## Material supplied
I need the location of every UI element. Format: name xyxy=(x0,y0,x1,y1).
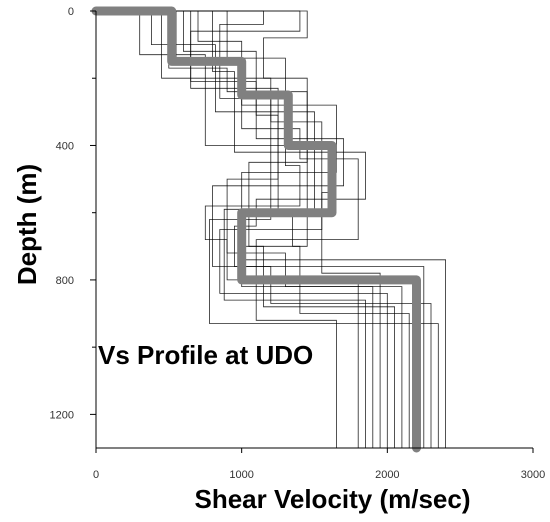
x-tick-label: 0 xyxy=(93,469,99,481)
chart-annotation: Vs Profile at UDO xyxy=(98,340,313,370)
x-tick-label: 2000 xyxy=(375,469,399,481)
x-tick-label: 1000 xyxy=(229,469,253,481)
median-profile-layer xyxy=(91,6,421,453)
trial-profile-line-8 xyxy=(96,10,447,448)
y-tick-label: 0 xyxy=(68,6,74,18)
axes: 0 1000 2000 3000 0 400 800 1200 xyxy=(50,6,546,481)
plot-area xyxy=(91,6,447,453)
trial-profile-line-3 xyxy=(96,10,432,448)
y-axis-ticks: 0 400 800 1200 xyxy=(50,6,96,421)
median-profile-line xyxy=(91,6,421,453)
trial-profile-line-7 xyxy=(96,10,388,448)
x-axis-ticks: 0 1000 2000 3000 xyxy=(93,448,545,481)
x-tick-label: 3000 xyxy=(521,469,545,481)
y-tick-label: 800 xyxy=(56,275,74,287)
trial-profiles-layer xyxy=(96,10,447,448)
y-axis-title: Depth (m) xyxy=(12,164,42,285)
y-tick-label: 1200 xyxy=(50,409,74,421)
x-axis-title: Shear Velocity (m/sec) xyxy=(194,484,470,514)
y-tick-label: 400 xyxy=(56,140,74,152)
trial-profile-line-5 xyxy=(96,10,425,448)
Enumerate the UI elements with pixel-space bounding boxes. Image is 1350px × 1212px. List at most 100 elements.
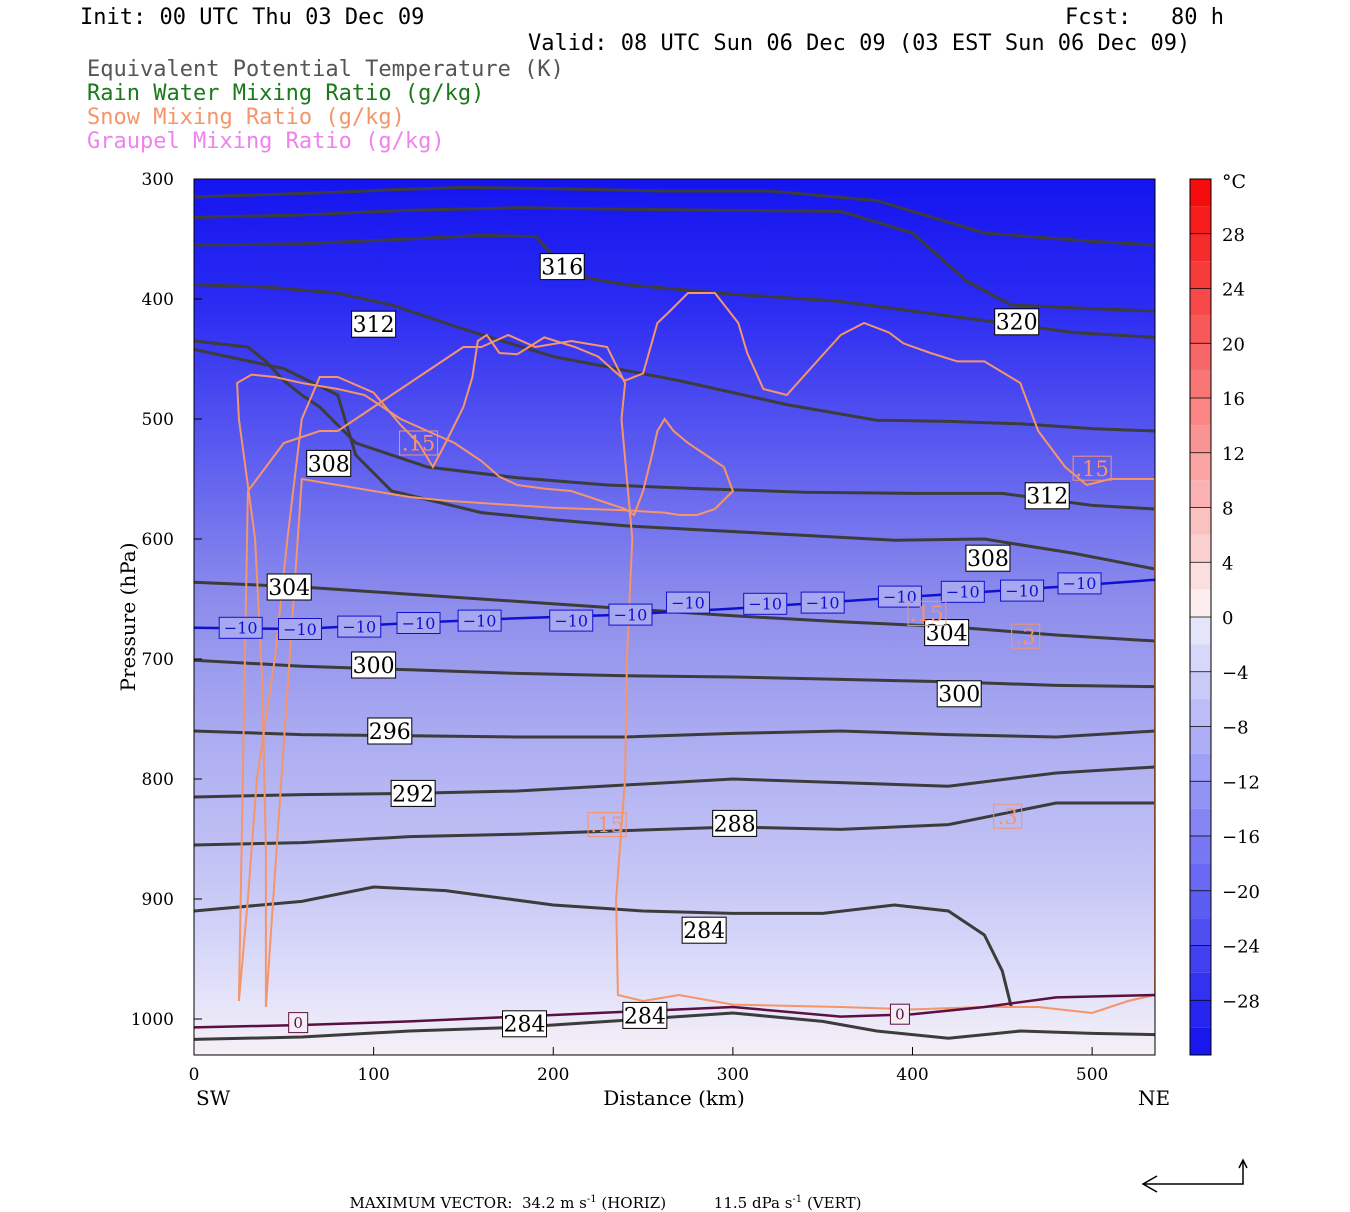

## Problem details
Can you reproduce the data verbatim, everything from the very beginning down to the line containing "x-axis-ticks: 0 1000" (that line included), with the pictures left out?

## Written response
I need the location of every UI element. Format: name xyxy=(x0,y0,x1,y1).
x-tick-label: 0 xyxy=(93,469,99,481)
chart-annotation: Vs Profile at UDO xyxy=(98,340,313,370)
x-tick-label: 2000 xyxy=(375,469,399,481)
x-tick-label: 1000 xyxy=(229,469,253,481)
median-profile-layer xyxy=(91,6,421,453)
trial-profile-line-8 xyxy=(96,10,447,448)
y-tick-label: 0 xyxy=(68,6,74,18)
axes: 0 1000 2000 3000 0 400 800 1200 xyxy=(50,6,546,481)
plot-area xyxy=(91,6,447,453)
trial-profile-line-3 xyxy=(96,10,432,448)
y-axis-ticks: 0 400 800 1200 xyxy=(50,6,96,421)
median-profile-line xyxy=(91,6,421,453)
trial-profile-line-7 xyxy=(96,10,388,448)
x-axis-ticks: 0 1000 2000 3000 xyxy=(93,448,545,481)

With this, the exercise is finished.